Quote all lines below exactly. Images stay out.

▶ [Material for this exercise]:

================================

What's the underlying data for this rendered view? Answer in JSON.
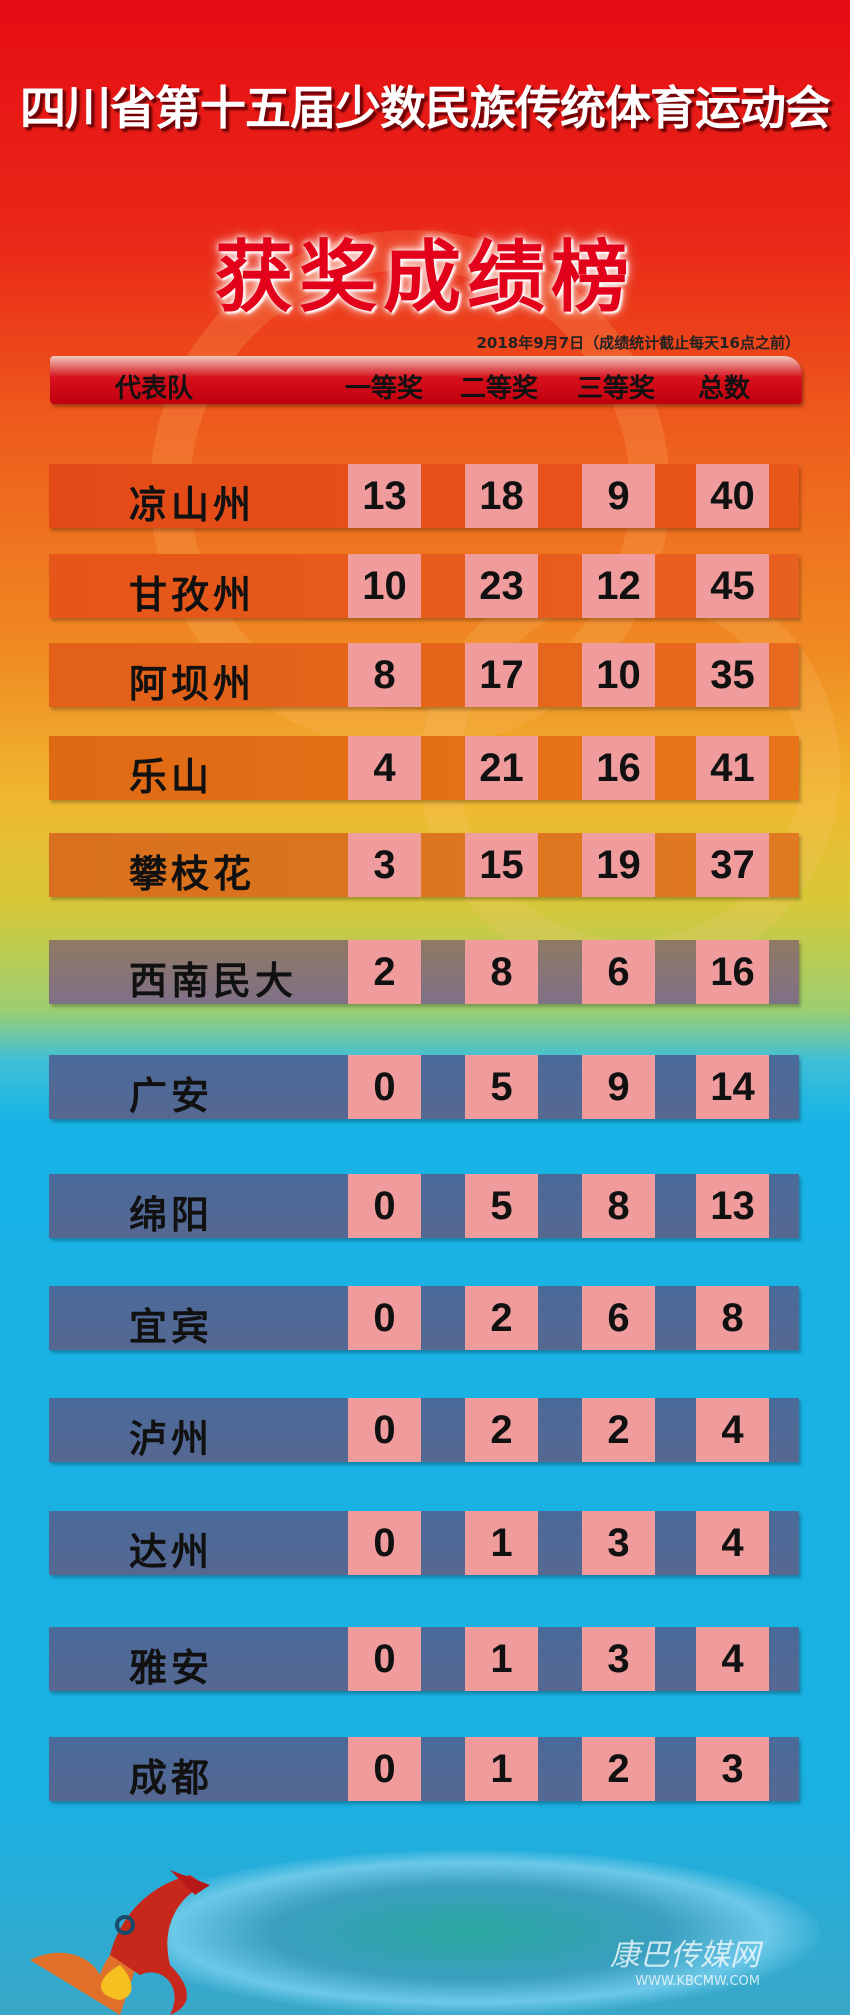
{
  "title": "四川省第十五届少数民族传统体育运动会",
  "subtitle": "获奖成绩榜",
  "date_note": "2018年9月7日（成绩统计截止每天16点之前）",
  "headers": [
    "代表队",
    "一等奖",
    "二等奖",
    "三等奖",
    "总数"
  ],
  "rows": [
    {
      "team": "凉山州",
      "v": [
        "13",
        "18",
        "9",
        "40"
      ]
    },
    {
      "team": "甘孜州",
      "v": [
        "10",
        "23",
        "12",
        "45"
      ]
    },
    {
      "team": "阿坝州",
      "v": [
        "8",
        "17",
        "10",
        "35"
      ]
    },
    {
      "team": "乐山",
      "v": [
        "4",
        "21",
        "16",
        "41"
      ]
    },
    {
      "team": "攀枝花",
      "v": [
        "3",
        "15",
        "19",
        "37"
      ]
    },
    {
      "team": "西南民大",
      "v": [
        "2",
        "8",
        "6",
        "16"
      ]
    },
    {
      "team": "广安",
      "v": [
        "0",
        "5",
        "9",
        "14"
      ]
    },
    {
      "team": "绵阳",
      "v": [
        "0",
        "5",
        "8",
        "13"
      ]
    },
    {
      "team": "宜宾",
      "v": [
        "0",
        "2",
        "6",
        "8"
      ]
    },
    {
      "team": "泸州",
      "v": [
        "0",
        "2",
        "2",
        "4"
      ]
    },
    {
      "team": "达州",
      "v": [
        "0",
        "1",
        "3",
        "4"
      ]
    },
    {
      "team": "雅安",
      "v": [
        "0",
        "1",
        "3",
        "4"
      ]
    },
    {
      "team": "成都",
      "v": [
        "0",
        "1",
        "2",
        "3"
      ]
    }
  ],
  "watermark": {
    "name": "康巴传媒网",
    "url": "WWW.KBCMW.COM"
  },
  "colors": {
    "cell": "#f19c9c",
    "title_red": "#e2001a",
    "lower_row": "#4f6796"
  }
}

================================

▶ [Result]:
What's the underlying data for this rendered view? Answer in JSON.
{
  "title": "四川省第十五届少数民族传统体育运动会",
  "subtitle": "获奖成绩榜",
  "date_note": "2018年9月7日（成绩统计截止每天16点之前）",
  "headers": [
    "代表队",
    "一等奖",
    "二等奖",
    "三等奖",
    "总数"
  ],
  "rows": [
    {
      "team": "凉山州",
      "v": [
        "13",
        "18",
        "9",
        "40"
      ]
    },
    {
      "team": "甘孜州",
      "v": [
        "10",
        "23",
        "12",
        "45"
      ]
    },
    {
      "team": "阿坝州",
      "v": [
        "8",
        "17",
        "10",
        "35"
      ]
    },
    {
      "team": "乐山",
      "v": [
        "4",
        "21",
        "16",
        "41"
      ]
    },
    {
      "team": "攀枝花",
      "v": [
        "3",
        "15",
        "19",
        "37"
      ]
    },
    {
      "team": "西南民大",
      "v": [
        "2",
        "8",
        "6",
        "16"
      ]
    },
    {
      "team": "广安",
      "v": [
        "0",
        "5",
        "9",
        "14"
      ]
    },
    {
      "team": "绵阳",
      "v": [
        "0",
        "5",
        "8",
        "13"
      ]
    },
    {
      "team": "宜宾",
      "v": [
        "0",
        "2",
        "6",
        "8"
      ]
    },
    {
      "team": "泸州",
      "v": [
        "0",
        "2",
        "2",
        "4"
      ]
    },
    {
      "team": "达州",
      "v": [
        "0",
        "1",
        "3",
        "4"
      ]
    },
    {
      "team": "雅安",
      "v": [
        "0",
        "1",
        "3",
        "4"
      ]
    },
    {
      "team": "成都",
      "v": [
        "0",
        "1",
        "2",
        "3"
      ]
    }
  ],
  "watermark": {
    "name": "康巴传媒网",
    "url": "WWW.KBCMW.COM"
  },
  "colors": {
    "cell": "#f19c9c",
    "title_red": "#e2001a",
    "lower_row": "#4f6796"
  }
}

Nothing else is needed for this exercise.